-- Stated problem --
Could you write out the records below exactly as they appear, leaving out any pictures?

-- Records from a collection --
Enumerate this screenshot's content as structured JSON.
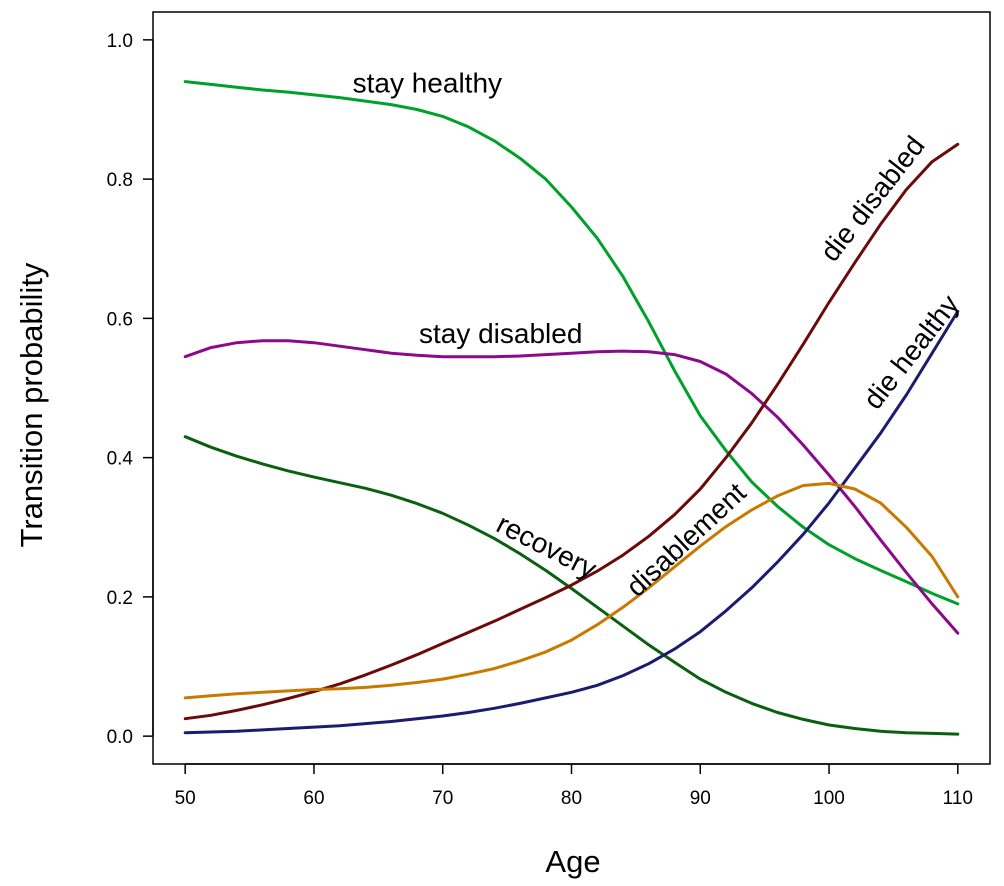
{
  "chart_data": {
    "type": "line",
    "title": "",
    "xlabel": "Age",
    "ylabel": "Transition probability",
    "xlim": [
      47.5,
      112.5
    ],
    "ylim": [
      -0.04,
      1.04
    ],
    "xticks": [
      50,
      60,
      70,
      80,
      90,
      100,
      110
    ],
    "xtick_labels": [
      "50",
      "60",
      "70",
      "80",
      "90",
      "100",
      "110"
    ],
    "yticks": [
      0.0,
      0.2,
      0.4,
      0.6,
      0.8,
      1.0
    ],
    "ytick_labels": [
      "0.0",
      "0.2",
      "0.4",
      "0.6",
      "0.8",
      "1.0"
    ],
    "grid": false,
    "legend": "none (labels placed on curves)",
    "x": [
      50,
      52,
      54,
      56,
      58,
      60,
      62,
      64,
      66,
      68,
      70,
      72,
      74,
      76,
      78,
      80,
      82,
      84,
      86,
      88,
      90,
      92,
      94,
      96,
      98,
      100,
      102,
      104,
      106,
      108,
      110
    ],
    "series": [
      {
        "name": "stay healthy",
        "color": "#00a02a",
        "values": [
          0.94,
          0.936,
          0.932,
          0.928,
          0.925,
          0.921,
          0.917,
          0.912,
          0.907,
          0.9,
          0.89,
          0.875,
          0.855,
          0.83,
          0.8,
          0.76,
          0.715,
          0.66,
          0.595,
          0.525,
          0.46,
          0.41,
          0.365,
          0.33,
          0.3,
          0.275,
          0.255,
          0.238,
          0.222,
          0.205,
          0.19
        ]
      },
      {
        "name": "stay disabled",
        "color": "#8b0a8b",
        "values": [
          0.545,
          0.558,
          0.565,
          0.568,
          0.568,
          0.565,
          0.56,
          0.555,
          0.55,
          0.547,
          0.545,
          0.545,
          0.545,
          0.546,
          0.548,
          0.55,
          0.552,
          0.553,
          0.552,
          0.548,
          0.538,
          0.52,
          0.492,
          0.458,
          0.418,
          0.375,
          0.33,
          0.282,
          0.235,
          0.19,
          0.148
        ]
      },
      {
        "name": "recovery",
        "color": "#0a6010",
        "values": [
          0.43,
          0.415,
          0.402,
          0.391,
          0.381,
          0.372,
          0.364,
          0.356,
          0.346,
          0.334,
          0.32,
          0.303,
          0.284,
          0.262,
          0.238,
          0.212,
          0.185,
          0.158,
          0.131,
          0.106,
          0.082,
          0.063,
          0.047,
          0.034,
          0.024,
          0.016,
          0.011,
          0.007,
          0.005,
          0.004,
          0.003
        ]
      },
      {
        "name": "die disabled",
        "color": "#6a0a0a",
        "values": [
          0.025,
          0.03,
          0.037,
          0.045,
          0.054,
          0.064,
          0.075,
          0.088,
          0.102,
          0.117,
          0.133,
          0.149,
          0.165,
          0.182,
          0.199,
          0.217,
          0.237,
          0.26,
          0.287,
          0.318,
          0.355,
          0.4,
          0.45,
          0.505,
          0.563,
          0.623,
          0.68,
          0.735,
          0.785,
          0.825,
          0.85
        ]
      },
      {
        "name": "die healthy",
        "color": "#1c1c6e",
        "values": [
          0.005,
          0.006,
          0.007,
          0.009,
          0.011,
          0.013,
          0.015,
          0.018,
          0.021,
          0.025,
          0.029,
          0.034,
          0.04,
          0.047,
          0.055,
          0.063,
          0.073,
          0.087,
          0.104,
          0.125,
          0.15,
          0.18,
          0.213,
          0.25,
          0.29,
          0.335,
          0.385,
          0.435,
          0.49,
          0.55,
          0.61
        ]
      },
      {
        "name": "disablement",
        "color": "#c87a00",
        "values": [
          0.055,
          0.058,
          0.061,
          0.063,
          0.065,
          0.067,
          0.068,
          0.07,
          0.073,
          0.077,
          0.082,
          0.089,
          0.097,
          0.108,
          0.121,
          0.138,
          0.16,
          0.185,
          0.213,
          0.243,
          0.273,
          0.301,
          0.325,
          0.345,
          0.36,
          0.363,
          0.355,
          0.335,
          0.3,
          0.258,
          0.2
        ]
      }
    ],
    "annotations": [
      {
        "text": "stay healthy",
        "series": "stay healthy",
        "x": 68.8,
        "y": 0.935,
        "rotate_deg": 0
      },
      {
        "text": "stay disabled",
        "series": "stay disabled",
        "x": 74.5,
        "y": 0.575,
        "rotate_deg": 0
      },
      {
        "text": "recovery",
        "series": "recovery",
        "x": 78.0,
        "y": 0.27,
        "rotate_deg": 27
      },
      {
        "text": "disablement",
        "series": "disablement",
        "x": 89.0,
        "y": 0.28,
        "rotate_deg": -43
      },
      {
        "text": "die disabled",
        "series": "die disabled",
        "x": 103.5,
        "y": 0.77,
        "rotate_deg": -52
      },
      {
        "text": "die healthy",
        "series": "die healthy",
        "x": 106.5,
        "y": 0.55,
        "rotate_deg": -52
      }
    ]
  }
}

-- Response to this task --
Enumerate this screenshot's content as structured JSON.
{
  "chart_data": {
    "type": "line",
    "title": "",
    "xlabel": "Age",
    "ylabel": "Transition probability",
    "xlim": [
      47.5,
      112.5
    ],
    "ylim": [
      -0.04,
      1.04
    ],
    "xticks": [
      50,
      60,
      70,
      80,
      90,
      100,
      110
    ],
    "xtick_labels": [
      "50",
      "60",
      "70",
      "80",
      "90",
      "100",
      "110"
    ],
    "yticks": [
      0.0,
      0.2,
      0.4,
      0.6,
      0.8,
      1.0
    ],
    "ytick_labels": [
      "0.0",
      "0.2",
      "0.4",
      "0.6",
      "0.8",
      "1.0"
    ],
    "grid": false,
    "legend": "none (labels placed on curves)",
    "x": [
      50,
      52,
      54,
      56,
      58,
      60,
      62,
      64,
      66,
      68,
      70,
      72,
      74,
      76,
      78,
      80,
      82,
      84,
      86,
      88,
      90,
      92,
      94,
      96,
      98,
      100,
      102,
      104,
      106,
      108,
      110
    ],
    "series": [
      {
        "name": "stay healthy",
        "color": "#00a02a",
        "values": [
          0.94,
          0.936,
          0.932,
          0.928,
          0.925,
          0.921,
          0.917,
          0.912,
          0.907,
          0.9,
          0.89,
          0.875,
          0.855,
          0.83,
          0.8,
          0.76,
          0.715,
          0.66,
          0.595,
          0.525,
          0.46,
          0.41,
          0.365,
          0.33,
          0.3,
          0.275,
          0.255,
          0.238,
          0.222,
          0.205,
          0.19
        ]
      },
      {
        "name": "stay disabled",
        "color": "#8b0a8b",
        "values": [
          0.545,
          0.558,
          0.565,
          0.568,
          0.568,
          0.565,
          0.56,
          0.555,
          0.55,
          0.547,
          0.545,
          0.545,
          0.545,
          0.546,
          0.548,
          0.55,
          0.552,
          0.553,
          0.552,
          0.548,
          0.538,
          0.52,
          0.492,
          0.458,
          0.418,
          0.375,
          0.33,
          0.282,
          0.235,
          0.19,
          0.148
        ]
      },
      {
        "name": "recovery",
        "color": "#0a6010",
        "values": [
          0.43,
          0.415,
          0.402,
          0.391,
          0.381,
          0.372,
          0.364,
          0.356,
          0.346,
          0.334,
          0.32,
          0.303,
          0.284,
          0.262,
          0.238,
          0.212,
          0.185,
          0.158,
          0.131,
          0.106,
          0.082,
          0.063,
          0.047,
          0.034,
          0.024,
          0.016,
          0.011,
          0.007,
          0.005,
          0.004,
          0.003
        ]
      },
      {
        "name": "die disabled",
        "color": "#6a0a0a",
        "values": [
          0.025,
          0.03,
          0.037,
          0.045,
          0.054,
          0.064,
          0.075,
          0.088,
          0.102,
          0.117,
          0.133,
          0.149,
          0.165,
          0.182,
          0.199,
          0.217,
          0.237,
          0.26,
          0.287,
          0.318,
          0.355,
          0.4,
          0.45,
          0.505,
          0.563,
          0.623,
          0.68,
          0.735,
          0.785,
          0.825,
          0.85
        ]
      },
      {
        "name": "die healthy",
        "color": "#1c1c6e",
        "values": [
          0.005,
          0.006,
          0.007,
          0.009,
          0.011,
          0.013,
          0.015,
          0.018,
          0.021,
          0.025,
          0.029,
          0.034,
          0.04,
          0.047,
          0.055,
          0.063,
          0.073,
          0.087,
          0.104,
          0.125,
          0.15,
          0.18,
          0.213,
          0.25,
          0.29,
          0.335,
          0.385,
          0.435,
          0.49,
          0.55,
          0.61
        ]
      },
      {
        "name": "disablement",
        "color": "#c87a00",
        "values": [
          0.055,
          0.058,
          0.061,
          0.063,
          0.065,
          0.067,
          0.068,
          0.07,
          0.073,
          0.077,
          0.082,
          0.089,
          0.097,
          0.108,
          0.121,
          0.138,
          0.16,
          0.185,
          0.213,
          0.243,
          0.273,
          0.301,
          0.325,
          0.345,
          0.36,
          0.363,
          0.355,
          0.335,
          0.3,
          0.258,
          0.2
        ]
      }
    ],
    "annotations": [
      {
        "text": "stay healthy",
        "series": "stay healthy",
        "x": 68.8,
        "y": 0.935,
        "rotate_deg": 0
      },
      {
        "text": "stay disabled",
        "series": "stay disabled",
        "x": 74.5,
        "y": 0.575,
        "rotate_deg": 0
      },
      {
        "text": "recovery",
        "series": "recovery",
        "x": 78.0,
        "y": 0.27,
        "rotate_deg": 27
      },
      {
        "text": "disablement",
        "series": "disablement",
        "x": 89.0,
        "y": 0.28,
        "rotate_deg": -43
      },
      {
        "text": "die disabled",
        "series": "die disabled",
        "x": 103.5,
        "y": 0.77,
        "rotate_deg": -52
      },
      {
        "text": "die healthy",
        "series": "die healthy",
        "x": 106.5,
        "y": 0.55,
        "rotate_deg": -52
      }
    ]
  }
}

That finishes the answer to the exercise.